_What the task asks_
Transcribe the listing below word for word.

──────── Records for the task

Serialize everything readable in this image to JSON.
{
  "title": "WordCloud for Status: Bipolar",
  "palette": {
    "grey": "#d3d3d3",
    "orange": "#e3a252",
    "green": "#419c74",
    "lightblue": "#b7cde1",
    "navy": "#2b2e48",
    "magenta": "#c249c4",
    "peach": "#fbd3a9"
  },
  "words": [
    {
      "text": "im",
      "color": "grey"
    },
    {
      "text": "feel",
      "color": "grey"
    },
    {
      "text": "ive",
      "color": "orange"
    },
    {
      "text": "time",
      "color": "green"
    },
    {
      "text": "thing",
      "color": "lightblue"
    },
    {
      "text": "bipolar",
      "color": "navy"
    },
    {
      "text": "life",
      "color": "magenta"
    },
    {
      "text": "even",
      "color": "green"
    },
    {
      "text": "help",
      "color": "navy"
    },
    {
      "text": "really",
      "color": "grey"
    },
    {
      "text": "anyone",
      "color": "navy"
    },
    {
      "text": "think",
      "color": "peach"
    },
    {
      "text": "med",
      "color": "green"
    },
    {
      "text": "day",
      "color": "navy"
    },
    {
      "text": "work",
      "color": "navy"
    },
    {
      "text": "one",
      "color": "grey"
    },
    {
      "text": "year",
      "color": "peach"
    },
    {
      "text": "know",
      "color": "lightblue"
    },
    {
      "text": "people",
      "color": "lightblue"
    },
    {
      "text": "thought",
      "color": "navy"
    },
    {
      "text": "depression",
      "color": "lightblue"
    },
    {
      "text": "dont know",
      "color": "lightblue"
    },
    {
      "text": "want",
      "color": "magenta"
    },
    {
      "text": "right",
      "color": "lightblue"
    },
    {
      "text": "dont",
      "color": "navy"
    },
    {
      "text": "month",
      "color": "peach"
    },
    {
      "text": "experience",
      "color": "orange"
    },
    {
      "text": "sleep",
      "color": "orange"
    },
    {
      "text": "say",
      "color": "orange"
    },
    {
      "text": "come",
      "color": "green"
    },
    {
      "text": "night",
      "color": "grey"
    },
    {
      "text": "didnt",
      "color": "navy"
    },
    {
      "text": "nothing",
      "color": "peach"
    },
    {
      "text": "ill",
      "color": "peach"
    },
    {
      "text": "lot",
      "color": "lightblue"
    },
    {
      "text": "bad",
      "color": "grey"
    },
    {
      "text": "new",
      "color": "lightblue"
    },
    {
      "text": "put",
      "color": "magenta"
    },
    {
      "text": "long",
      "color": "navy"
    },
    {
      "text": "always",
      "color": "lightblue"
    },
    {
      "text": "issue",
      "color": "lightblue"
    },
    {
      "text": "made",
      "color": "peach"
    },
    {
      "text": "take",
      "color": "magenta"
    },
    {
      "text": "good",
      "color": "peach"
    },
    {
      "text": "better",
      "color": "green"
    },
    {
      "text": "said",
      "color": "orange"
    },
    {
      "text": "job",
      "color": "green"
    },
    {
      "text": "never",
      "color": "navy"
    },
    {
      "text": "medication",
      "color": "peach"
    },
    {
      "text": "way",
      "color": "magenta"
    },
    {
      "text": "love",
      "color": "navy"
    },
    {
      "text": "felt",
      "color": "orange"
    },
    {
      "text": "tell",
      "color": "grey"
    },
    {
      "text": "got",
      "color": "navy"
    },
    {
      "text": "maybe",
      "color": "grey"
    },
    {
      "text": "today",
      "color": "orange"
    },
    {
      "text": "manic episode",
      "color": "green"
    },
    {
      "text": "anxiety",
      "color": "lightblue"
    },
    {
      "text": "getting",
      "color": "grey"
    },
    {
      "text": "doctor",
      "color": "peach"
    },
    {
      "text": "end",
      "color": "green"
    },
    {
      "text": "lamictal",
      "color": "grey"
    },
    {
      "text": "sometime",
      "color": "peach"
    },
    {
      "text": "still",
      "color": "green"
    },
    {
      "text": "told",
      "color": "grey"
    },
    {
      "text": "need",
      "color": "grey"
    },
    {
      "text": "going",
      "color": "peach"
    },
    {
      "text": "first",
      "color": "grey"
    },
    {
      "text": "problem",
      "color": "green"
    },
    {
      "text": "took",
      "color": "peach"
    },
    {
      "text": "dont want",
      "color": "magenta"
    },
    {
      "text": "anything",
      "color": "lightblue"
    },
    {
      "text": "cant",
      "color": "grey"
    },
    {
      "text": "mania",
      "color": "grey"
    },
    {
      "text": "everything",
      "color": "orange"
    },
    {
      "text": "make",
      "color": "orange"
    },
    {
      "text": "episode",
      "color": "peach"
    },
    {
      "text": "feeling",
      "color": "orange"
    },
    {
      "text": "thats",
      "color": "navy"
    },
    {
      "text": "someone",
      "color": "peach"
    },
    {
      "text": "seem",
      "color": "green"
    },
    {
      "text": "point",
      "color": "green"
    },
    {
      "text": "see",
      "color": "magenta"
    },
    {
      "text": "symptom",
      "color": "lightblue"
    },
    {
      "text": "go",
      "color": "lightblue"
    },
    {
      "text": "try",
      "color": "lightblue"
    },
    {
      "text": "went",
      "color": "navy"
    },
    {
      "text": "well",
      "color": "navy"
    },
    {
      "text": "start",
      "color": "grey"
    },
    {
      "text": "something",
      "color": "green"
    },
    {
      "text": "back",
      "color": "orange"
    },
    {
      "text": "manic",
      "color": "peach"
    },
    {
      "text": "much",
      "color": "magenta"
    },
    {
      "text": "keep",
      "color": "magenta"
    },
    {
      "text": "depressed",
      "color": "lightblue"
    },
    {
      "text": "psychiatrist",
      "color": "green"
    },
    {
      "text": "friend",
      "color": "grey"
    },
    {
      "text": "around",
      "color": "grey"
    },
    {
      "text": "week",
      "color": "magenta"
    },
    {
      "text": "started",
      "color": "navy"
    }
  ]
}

────────────────

_Result of the task_
Serialize everything readable in this image to JSON.
{
  "title": "WordCloud for Status: Bipolar",
  "palette": {
    "grey": "#d3d3d3",
    "orange": "#e3a252",
    "green": "#419c74",
    "lightblue": "#b7cde1",
    "navy": "#2b2e48",
    "magenta": "#c249c4",
    "peach": "#fbd3a9"
  },
  "words": [
    {
      "text": "im",
      "color": "grey"
    },
    {
      "text": "feel",
      "color": "grey"
    },
    {
      "text": "ive",
      "color": "orange"
    },
    {
      "text": "time",
      "color": "green"
    },
    {
      "text": "thing",
      "color": "lightblue"
    },
    {
      "text": "bipolar",
      "color": "navy"
    },
    {
      "text": "life",
      "color": "magenta"
    },
    {
      "text": "even",
      "color": "green"
    },
    {
      "text": "help",
      "color": "navy"
    },
    {
      "text": "really",
      "color": "grey"
    },
    {
      "text": "anyone",
      "color": "navy"
    },
    {
      "text": "think",
      "color": "peach"
    },
    {
      "text": "med",
      "color": "green"
    },
    {
      "text": "day",
      "color": "navy"
    },
    {
      "text": "work",
      "color": "navy"
    },
    {
      "text": "one",
      "color": "grey"
    },
    {
      "text": "year",
      "color": "peach"
    },
    {
      "text": "know",
      "color": "lightblue"
    },
    {
      "text": "people",
      "color": "lightblue"
    },
    {
      "text": "thought",
      "color": "navy"
    },
    {
      "text": "depression",
      "color": "lightblue"
    },
    {
      "text": "dont know",
      "color": "lightblue"
    },
    {
      "text": "want",
      "color": "magenta"
    },
    {
      "text": "right",
      "color": "lightblue"
    },
    {
      "text": "dont",
      "color": "navy"
    },
    {
      "text": "month",
      "color": "peach"
    },
    {
      "text": "experience",
      "color": "orange"
    },
    {
      "text": "sleep",
      "color": "orange"
    },
    {
      "text": "say",
      "color": "orange"
    },
    {
      "text": "come",
      "color": "green"
    },
    {
      "text": "night",
      "color": "grey"
    },
    {
      "text": "didnt",
      "color": "navy"
    },
    {
      "text": "nothing",
      "color": "peach"
    },
    {
      "text": "ill",
      "color": "peach"
    },
    {
      "text": "lot",
      "color": "lightblue"
    },
    {
      "text": "bad",
      "color": "grey"
    },
    {
      "text": "new",
      "color": "lightblue"
    },
    {
      "text": "put",
      "color": "magenta"
    },
    {
      "text": "long",
      "color": "navy"
    },
    {
      "text": "always",
      "color": "lightblue"
    },
    {
      "text": "issue",
      "color": "lightblue"
    },
    {
      "text": "made",
      "color": "peach"
    },
    {
      "text": "take",
      "color": "magenta"
    },
    {
      "text": "good",
      "color": "peach"
    },
    {
      "text": "better",
      "color": "green"
    },
    {
      "text": "said",
      "color": "orange"
    },
    {
      "text": "job",
      "color": "green"
    },
    {
      "text": "never",
      "color": "navy"
    },
    {
      "text": "medication",
      "color": "peach"
    },
    {
      "text": "way",
      "color": "magenta"
    },
    {
      "text": "love",
      "color": "navy"
    },
    {
      "text": "felt",
      "color": "orange"
    },
    {
      "text": "tell",
      "color": "grey"
    },
    {
      "text": "got",
      "color": "navy"
    },
    {
      "text": "maybe",
      "color": "grey"
    },
    {
      "text": "today",
      "color": "orange"
    },
    {
      "text": "manic episode",
      "color": "green"
    },
    {
      "text": "anxiety",
      "color": "lightblue"
    },
    {
      "text": "getting",
      "color": "grey"
    },
    {
      "text": "doctor",
      "color": "peach"
    },
    {
      "text": "end",
      "color": "green"
    },
    {
      "text": "lamictal",
      "color": "grey"
    },
    {
      "text": "sometime",
      "color": "peach"
    },
    {
      "text": "still",
      "color": "green"
    },
    {
      "text": "told",
      "color": "grey"
    },
    {
      "text": "need",
      "color": "grey"
    },
    {
      "text": "going",
      "color": "peach"
    },
    {
      "text": "first",
      "color": "grey"
    },
    {
      "text": "problem",
      "color": "green"
    },
    {
      "text": "took",
      "color": "peach"
    },
    {
      "text": "dont want",
      "color": "magenta"
    },
    {
      "text": "anything",
      "color": "lightblue"
    },
    {
      "text": "cant",
      "color": "grey"
    },
    {
      "text": "mania",
      "color": "grey"
    },
    {
      "text": "everything",
      "color": "orange"
    },
    {
      "text": "make",
      "color": "orange"
    },
    {
      "text": "episode",
      "color": "peach"
    },
    {
      "text": "feeling",
      "color": "orange"
    },
    {
      "text": "thats",
      "color": "navy"
    },
    {
      "text": "someone",
      "color": "peach"
    },
    {
      "text": "seem",
      "color": "green"
    },
    {
      "text": "point",
      "color": "green"
    },
    {
      "text": "see",
      "color": "magenta"
    },
    {
      "text": "symptom",
      "color": "lightblue"
    },
    {
      "text": "go",
      "color": "lightblue"
    },
    {
      "text": "try",
      "color": "lightblue"
    },
    {
      "text": "went",
      "color": "navy"
    },
    {
      "text": "well",
      "color": "navy"
    },
    {
      "text": "start",
      "color": "grey"
    },
    {
      "text": "something",
      "color": "green"
    },
    {
      "text": "back",
      "color": "orange"
    },
    {
      "text": "manic",
      "color": "peach"
    },
    {
      "text": "much",
      "color": "magenta"
    },
    {
      "text": "keep",
      "color": "magenta"
    },
    {
      "text": "depressed",
      "color": "lightblue"
    },
    {
      "text": "psychiatrist",
      "color": "green"
    },
    {
      "text": "friend",
      "color": "grey"
    },
    {
      "text": "around",
      "color": "grey"
    },
    {
      "text": "week",
      "color": "magenta"
    },
    {
      "text": "started",
      "color": "navy"
    }
  ]
}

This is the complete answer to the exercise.